### Stated problem
Rewrite everything from the line containing "table-row: 台中市 37.3%" down to the line containing "table-cell: 1028 [444,273,679,322]", switching "table-cell" to "grid-cell" and leaving all else untouched.
··· Listed records
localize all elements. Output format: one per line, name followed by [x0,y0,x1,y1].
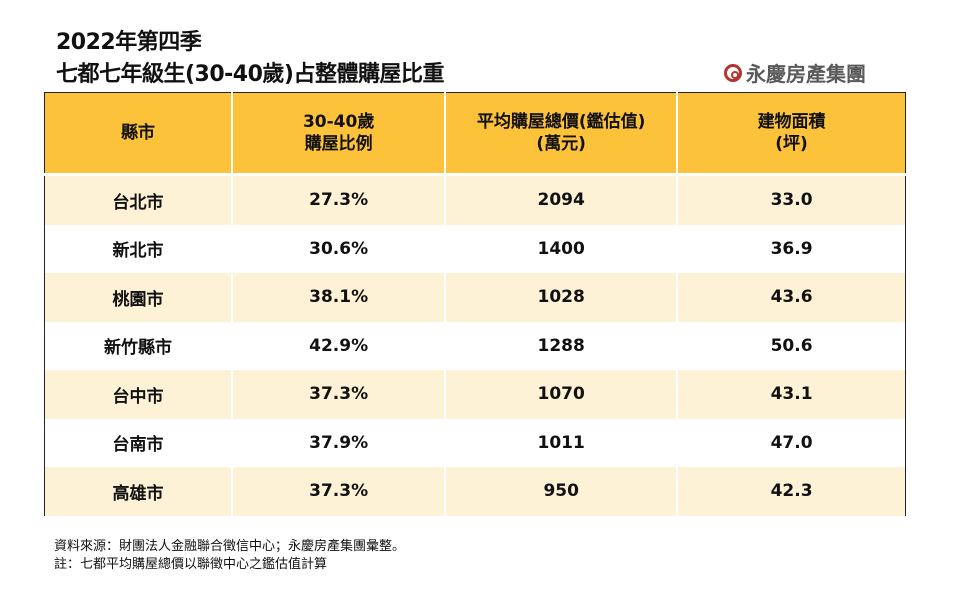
table-row: 台中市 37.3% 1070 43.1 [44,370,906,419]
table-cell: 47.0 [676,418,906,467]
table-cell: 新北市 [44,224,234,273]
table-cell: 37.3% [231,467,447,516]
logo-icon [724,63,742,82]
column-header: 30-40歲 購屋比例 [231,92,447,176]
column-header: 縣市 [44,92,234,176]
column-header-line2: 購屋比例 [304,134,373,154]
table-cell: 1288 [444,321,679,370]
table-cell: 27.3% [231,174,447,225]
column-header: 平均購屋總價(鑑估值) (萬元) [444,92,679,176]
table-cell: 30.6% [231,224,447,273]
table-cell: 新竹縣市 [44,321,234,370]
title-line-2: 七都七年級生(30-40歲)占整體購屋比重 [56,62,444,87]
footnote: 註：七都平均購屋總價以聯徵中心之鑑估值計算 [54,557,328,572]
table-row: 新北市 30.6% 1400 36.9 [44,224,906,273]
column-header-line2: (萬元) [536,134,586,154]
table-cell: 1400 [444,224,679,273]
column-header-line1: 建物面積 [757,112,826,132]
title-line-1: 2022年第四季 [56,30,202,55]
table-cell: 33.0 [676,174,906,225]
table-cell: 1028 [444,273,679,322]
column-header-line2: (坪) [775,134,808,154]
logo: 永慶房產集團 [724,58,866,87]
table-cell: 37.3% [231,370,447,419]
logo-text: 永慶房產集團 [746,62,866,86]
source-note: 資料來源：財團法人金融聯合徵信中心；永慶房產集團彙整。 [54,539,406,554]
column-header-line1: 30-40歲 [302,112,375,132]
table-row: 桃園市 38.1% 1028 43.6 [44,273,906,322]
table-row: 高雄市 37.3% 950 42.3 [44,467,906,516]
table-row: 台南市 37.9% 1011 47.0 [44,418,906,467]
table-cell: 高雄市 [44,467,234,516]
table-cell: 台北市 [44,174,234,225]
table-cell: 台中市 [44,370,234,419]
notes: 資料來源：財團法人金融聯合徵信中心；永慶房產集團彙整。 註：七都平均購屋總價以聯… [54,538,405,574]
table-cell: 37.9% [231,418,447,467]
table-row: 台北市 27.3% 2094 33.0 [44,174,906,225]
table-cell: 950 [444,467,679,516]
table-cell: 1070 [444,370,679,419]
table-cell: 42.3 [676,467,906,516]
table-cell: 36.9 [676,224,906,273]
table-cell: 42.9% [231,321,447,370]
table-cell: 38.1% [231,273,447,322]
column-header-line1: 平均購屋總價(鑑估值) [476,112,646,132]
table-cell: 1011 [444,418,679,467]
header-row: 縣市 30-40歲 購屋比例 平均購屋總價(鑑估值) (萬元) 建物面積 (坪) [44,92,906,176]
table-cell: 43.6 [676,273,906,322]
table-cell: 桃園市 [44,273,234,322]
column-header-line1: 縣市 [121,123,156,143]
data-table: 縣市 30-40歲 購屋比例 平均購屋總價(鑑估值) (萬元) 建物面積 (坪) 台北市 27… [44,92,906,516]
table-cell: 台南市 [44,418,234,467]
column-header: 建物面積 (坪) [676,92,906,176]
table-row: 新竹縣市 42.9% 1288 50.6 [44,321,906,370]
table-cell: 2094 [444,174,679,225]
table-cell: 50.6 [676,321,906,370]
table-cell: 43.1 [676,370,906,419]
······
### Written solution
table-row: 台中市 37.3% 1070 43.1 [44,370,906,419]
grid-cell: 47.0 [676,418,906,467]
grid-cell: 新北市 [44,224,234,273]
grid-cell: 37.3% [231,467,447,516]
logo-icon [724,63,742,82]
column-header: 30-40歲 購屋比例 [231,92,447,176]
column-header: 縣市 [44,92,234,176]
column-header-line2: 購屋比例 [304,134,373,154]
grid-cell: 1288 [444,321,679,370]
grid-cell: 27.3% [231,174,447,225]
column-header: 平均購屋總價(鑑估值) (萬元) [444,92,679,176]
grid-cell: 30.6% [231,224,447,273]
grid-cell: 新竹縣市 [44,321,234,370]
title-line-2: 七都七年級生(30-40歲)占整體購屋比重 [56,62,444,87]
footnote: 註：七都平均購屋總價以聯徵中心之鑑估值計算 [54,557,328,572]
table-row: 新北市 30.6% 1400 36.9 [44,224,906,273]
column-header-line2: (萬元) [536,134,586,154]
grid-cell: 1400 [444,224,679,273]
column-header-line1: 建物面積 [757,112,826,132]
title-line-1: 2022年第四季 [56,30,202,55]
grid-cell: 33.0 [676,174,906,225]
grid-cell: 1028 [444,273,679,322]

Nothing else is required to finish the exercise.